> **Exercise materials**:
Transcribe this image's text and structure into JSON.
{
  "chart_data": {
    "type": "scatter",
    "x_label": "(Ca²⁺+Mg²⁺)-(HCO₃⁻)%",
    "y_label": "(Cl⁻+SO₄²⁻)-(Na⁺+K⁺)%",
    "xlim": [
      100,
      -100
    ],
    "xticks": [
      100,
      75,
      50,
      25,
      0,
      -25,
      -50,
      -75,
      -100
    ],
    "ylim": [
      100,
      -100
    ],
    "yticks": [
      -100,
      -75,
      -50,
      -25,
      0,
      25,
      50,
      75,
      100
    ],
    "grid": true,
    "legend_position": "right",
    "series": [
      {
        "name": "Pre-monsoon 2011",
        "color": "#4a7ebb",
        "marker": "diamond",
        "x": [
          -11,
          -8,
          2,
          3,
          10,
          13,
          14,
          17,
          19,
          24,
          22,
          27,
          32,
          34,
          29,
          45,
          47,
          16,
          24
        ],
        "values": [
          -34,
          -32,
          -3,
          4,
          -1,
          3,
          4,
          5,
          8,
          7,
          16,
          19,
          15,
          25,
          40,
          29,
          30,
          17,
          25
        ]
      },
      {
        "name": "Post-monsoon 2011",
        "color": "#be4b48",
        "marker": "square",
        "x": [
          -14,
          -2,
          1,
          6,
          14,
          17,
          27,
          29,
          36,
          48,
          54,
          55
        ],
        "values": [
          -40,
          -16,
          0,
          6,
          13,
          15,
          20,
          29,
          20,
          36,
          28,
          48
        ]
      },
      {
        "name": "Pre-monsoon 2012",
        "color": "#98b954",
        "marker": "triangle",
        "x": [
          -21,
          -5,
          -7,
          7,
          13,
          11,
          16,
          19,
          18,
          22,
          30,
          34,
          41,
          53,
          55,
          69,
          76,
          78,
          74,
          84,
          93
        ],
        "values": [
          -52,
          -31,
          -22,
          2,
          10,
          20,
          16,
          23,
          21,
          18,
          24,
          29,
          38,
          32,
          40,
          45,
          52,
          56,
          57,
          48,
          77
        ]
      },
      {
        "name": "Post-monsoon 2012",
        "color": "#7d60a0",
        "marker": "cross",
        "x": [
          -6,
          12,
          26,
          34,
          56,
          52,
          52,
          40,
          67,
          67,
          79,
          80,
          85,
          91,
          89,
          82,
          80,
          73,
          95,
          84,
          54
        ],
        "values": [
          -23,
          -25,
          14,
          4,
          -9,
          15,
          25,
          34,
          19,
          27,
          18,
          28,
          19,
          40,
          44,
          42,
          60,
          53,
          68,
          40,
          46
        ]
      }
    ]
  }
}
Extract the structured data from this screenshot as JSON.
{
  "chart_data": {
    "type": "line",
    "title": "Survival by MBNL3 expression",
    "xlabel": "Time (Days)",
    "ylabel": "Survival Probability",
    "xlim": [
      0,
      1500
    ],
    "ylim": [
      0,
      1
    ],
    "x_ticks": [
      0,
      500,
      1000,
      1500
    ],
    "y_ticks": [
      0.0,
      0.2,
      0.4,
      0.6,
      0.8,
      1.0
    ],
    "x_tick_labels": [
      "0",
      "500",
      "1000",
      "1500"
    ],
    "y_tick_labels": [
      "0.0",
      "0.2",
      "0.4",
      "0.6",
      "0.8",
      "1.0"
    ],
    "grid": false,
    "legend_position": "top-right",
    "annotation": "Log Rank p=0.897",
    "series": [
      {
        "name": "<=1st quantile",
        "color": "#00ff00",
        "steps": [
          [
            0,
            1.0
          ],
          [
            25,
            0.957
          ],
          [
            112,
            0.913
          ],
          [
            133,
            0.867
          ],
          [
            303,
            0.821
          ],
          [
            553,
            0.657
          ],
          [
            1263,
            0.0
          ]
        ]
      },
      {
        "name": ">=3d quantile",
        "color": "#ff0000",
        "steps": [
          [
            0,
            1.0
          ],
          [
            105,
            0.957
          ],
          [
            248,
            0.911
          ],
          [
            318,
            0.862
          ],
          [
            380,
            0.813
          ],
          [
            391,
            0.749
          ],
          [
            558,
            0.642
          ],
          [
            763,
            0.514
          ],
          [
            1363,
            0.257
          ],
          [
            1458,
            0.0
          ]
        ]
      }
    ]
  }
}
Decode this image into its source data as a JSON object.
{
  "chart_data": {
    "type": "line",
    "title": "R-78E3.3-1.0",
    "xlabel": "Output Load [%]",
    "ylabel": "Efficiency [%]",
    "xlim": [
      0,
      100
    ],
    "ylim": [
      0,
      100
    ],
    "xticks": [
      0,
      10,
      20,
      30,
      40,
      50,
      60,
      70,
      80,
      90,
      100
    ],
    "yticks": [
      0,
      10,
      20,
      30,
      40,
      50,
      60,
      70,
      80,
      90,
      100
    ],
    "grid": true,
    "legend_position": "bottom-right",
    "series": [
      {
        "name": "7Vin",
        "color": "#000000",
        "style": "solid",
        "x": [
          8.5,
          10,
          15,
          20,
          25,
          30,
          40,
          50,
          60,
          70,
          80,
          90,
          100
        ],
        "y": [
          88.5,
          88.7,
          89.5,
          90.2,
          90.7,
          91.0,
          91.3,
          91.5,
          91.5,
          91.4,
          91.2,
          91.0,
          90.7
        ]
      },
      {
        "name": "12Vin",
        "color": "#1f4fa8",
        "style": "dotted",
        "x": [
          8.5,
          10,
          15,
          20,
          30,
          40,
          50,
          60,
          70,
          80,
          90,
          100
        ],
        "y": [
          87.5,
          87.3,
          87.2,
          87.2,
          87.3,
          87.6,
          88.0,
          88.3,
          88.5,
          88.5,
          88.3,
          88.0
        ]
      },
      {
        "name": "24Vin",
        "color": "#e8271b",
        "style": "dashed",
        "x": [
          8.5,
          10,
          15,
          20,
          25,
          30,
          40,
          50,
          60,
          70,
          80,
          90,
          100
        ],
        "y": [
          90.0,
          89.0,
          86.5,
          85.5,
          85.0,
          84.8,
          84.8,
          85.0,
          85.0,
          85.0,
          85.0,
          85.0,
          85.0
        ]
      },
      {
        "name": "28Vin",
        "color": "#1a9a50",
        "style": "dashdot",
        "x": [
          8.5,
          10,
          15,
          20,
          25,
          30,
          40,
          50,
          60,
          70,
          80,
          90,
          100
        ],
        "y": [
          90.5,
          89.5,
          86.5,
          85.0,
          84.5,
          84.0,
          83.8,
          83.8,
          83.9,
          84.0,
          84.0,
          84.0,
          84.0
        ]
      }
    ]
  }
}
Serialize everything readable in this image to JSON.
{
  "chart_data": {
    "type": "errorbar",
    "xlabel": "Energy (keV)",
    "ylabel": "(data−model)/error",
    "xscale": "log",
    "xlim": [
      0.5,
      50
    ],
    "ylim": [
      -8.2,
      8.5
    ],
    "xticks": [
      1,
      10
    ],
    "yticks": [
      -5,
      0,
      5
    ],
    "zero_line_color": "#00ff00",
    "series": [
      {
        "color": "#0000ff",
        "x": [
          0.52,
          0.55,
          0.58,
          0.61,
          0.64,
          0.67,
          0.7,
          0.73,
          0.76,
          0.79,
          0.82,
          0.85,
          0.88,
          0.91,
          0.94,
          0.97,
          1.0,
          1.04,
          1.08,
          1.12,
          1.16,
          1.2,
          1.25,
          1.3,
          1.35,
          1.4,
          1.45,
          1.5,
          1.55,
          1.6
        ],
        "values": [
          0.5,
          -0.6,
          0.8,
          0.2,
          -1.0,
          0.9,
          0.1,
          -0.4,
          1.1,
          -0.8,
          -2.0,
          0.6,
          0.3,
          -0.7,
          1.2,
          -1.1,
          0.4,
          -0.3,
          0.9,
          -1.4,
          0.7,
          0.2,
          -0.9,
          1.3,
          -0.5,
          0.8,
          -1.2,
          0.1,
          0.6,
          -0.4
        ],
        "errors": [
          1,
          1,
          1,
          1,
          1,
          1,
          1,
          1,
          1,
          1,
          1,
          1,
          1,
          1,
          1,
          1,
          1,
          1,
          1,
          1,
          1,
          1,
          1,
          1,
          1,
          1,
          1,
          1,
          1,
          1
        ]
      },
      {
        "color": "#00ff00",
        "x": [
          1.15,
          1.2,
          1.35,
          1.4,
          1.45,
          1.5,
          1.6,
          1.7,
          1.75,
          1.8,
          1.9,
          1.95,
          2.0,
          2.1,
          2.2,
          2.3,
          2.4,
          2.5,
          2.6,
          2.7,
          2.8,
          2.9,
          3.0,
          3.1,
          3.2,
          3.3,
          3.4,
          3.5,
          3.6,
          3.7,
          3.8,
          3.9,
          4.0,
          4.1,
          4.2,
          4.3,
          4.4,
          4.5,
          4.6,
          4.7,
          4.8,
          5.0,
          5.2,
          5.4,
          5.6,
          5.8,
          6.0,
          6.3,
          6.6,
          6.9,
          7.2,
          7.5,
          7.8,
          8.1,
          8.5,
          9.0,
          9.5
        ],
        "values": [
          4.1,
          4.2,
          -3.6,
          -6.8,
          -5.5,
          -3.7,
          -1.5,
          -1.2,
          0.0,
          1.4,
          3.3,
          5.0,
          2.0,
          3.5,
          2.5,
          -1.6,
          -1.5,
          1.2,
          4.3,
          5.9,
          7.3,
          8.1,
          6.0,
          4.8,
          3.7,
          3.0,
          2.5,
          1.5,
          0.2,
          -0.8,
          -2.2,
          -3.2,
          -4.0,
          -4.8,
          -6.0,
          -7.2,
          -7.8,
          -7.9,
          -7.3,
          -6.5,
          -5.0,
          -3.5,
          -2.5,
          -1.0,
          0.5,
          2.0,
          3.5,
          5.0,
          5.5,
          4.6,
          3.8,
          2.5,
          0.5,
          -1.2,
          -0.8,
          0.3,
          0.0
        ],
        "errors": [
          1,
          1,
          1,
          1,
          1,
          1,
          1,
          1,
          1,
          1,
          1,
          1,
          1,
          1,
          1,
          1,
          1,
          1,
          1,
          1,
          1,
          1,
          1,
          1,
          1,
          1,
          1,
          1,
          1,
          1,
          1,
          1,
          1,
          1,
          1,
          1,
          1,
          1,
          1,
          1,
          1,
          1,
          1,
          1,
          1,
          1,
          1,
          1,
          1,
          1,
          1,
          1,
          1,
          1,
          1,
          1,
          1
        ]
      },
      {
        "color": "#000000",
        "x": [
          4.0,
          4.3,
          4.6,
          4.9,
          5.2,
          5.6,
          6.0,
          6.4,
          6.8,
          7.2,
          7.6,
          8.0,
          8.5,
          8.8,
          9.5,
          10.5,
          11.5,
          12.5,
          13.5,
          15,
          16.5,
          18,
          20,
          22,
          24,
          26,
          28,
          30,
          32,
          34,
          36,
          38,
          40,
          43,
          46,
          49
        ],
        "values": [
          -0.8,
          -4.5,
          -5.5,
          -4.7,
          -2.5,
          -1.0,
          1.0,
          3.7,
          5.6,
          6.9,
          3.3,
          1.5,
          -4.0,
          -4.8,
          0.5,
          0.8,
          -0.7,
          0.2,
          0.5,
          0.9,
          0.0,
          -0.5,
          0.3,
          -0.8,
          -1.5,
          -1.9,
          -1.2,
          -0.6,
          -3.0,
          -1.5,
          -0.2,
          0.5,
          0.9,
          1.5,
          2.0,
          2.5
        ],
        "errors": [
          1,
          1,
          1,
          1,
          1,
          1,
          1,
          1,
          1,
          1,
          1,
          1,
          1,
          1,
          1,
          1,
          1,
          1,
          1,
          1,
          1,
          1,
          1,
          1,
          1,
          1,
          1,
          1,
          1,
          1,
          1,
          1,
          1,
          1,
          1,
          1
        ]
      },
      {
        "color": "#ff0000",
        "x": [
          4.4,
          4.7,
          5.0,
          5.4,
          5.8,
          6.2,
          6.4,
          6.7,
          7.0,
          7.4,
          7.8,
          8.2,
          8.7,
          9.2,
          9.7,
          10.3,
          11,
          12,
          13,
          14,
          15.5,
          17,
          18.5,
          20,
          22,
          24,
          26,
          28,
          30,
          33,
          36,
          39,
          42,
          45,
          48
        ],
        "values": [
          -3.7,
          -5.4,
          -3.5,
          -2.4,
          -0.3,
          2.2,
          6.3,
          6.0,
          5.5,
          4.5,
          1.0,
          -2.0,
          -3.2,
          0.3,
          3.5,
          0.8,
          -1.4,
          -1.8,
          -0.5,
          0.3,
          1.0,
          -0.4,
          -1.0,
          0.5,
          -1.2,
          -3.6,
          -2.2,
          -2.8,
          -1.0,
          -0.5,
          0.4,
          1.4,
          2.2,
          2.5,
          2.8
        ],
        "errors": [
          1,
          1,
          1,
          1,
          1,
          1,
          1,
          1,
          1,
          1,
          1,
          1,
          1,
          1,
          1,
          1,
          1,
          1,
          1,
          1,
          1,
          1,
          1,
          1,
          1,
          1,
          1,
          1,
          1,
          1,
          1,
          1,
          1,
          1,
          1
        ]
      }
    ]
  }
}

> **Written request**: Select every line in the material above where the string "right" occurs, and copy it.

> **Answer to the task**:
    "legend_position": "right",
    "legend_position": "top-right",
    "legend_position": "bottom-right",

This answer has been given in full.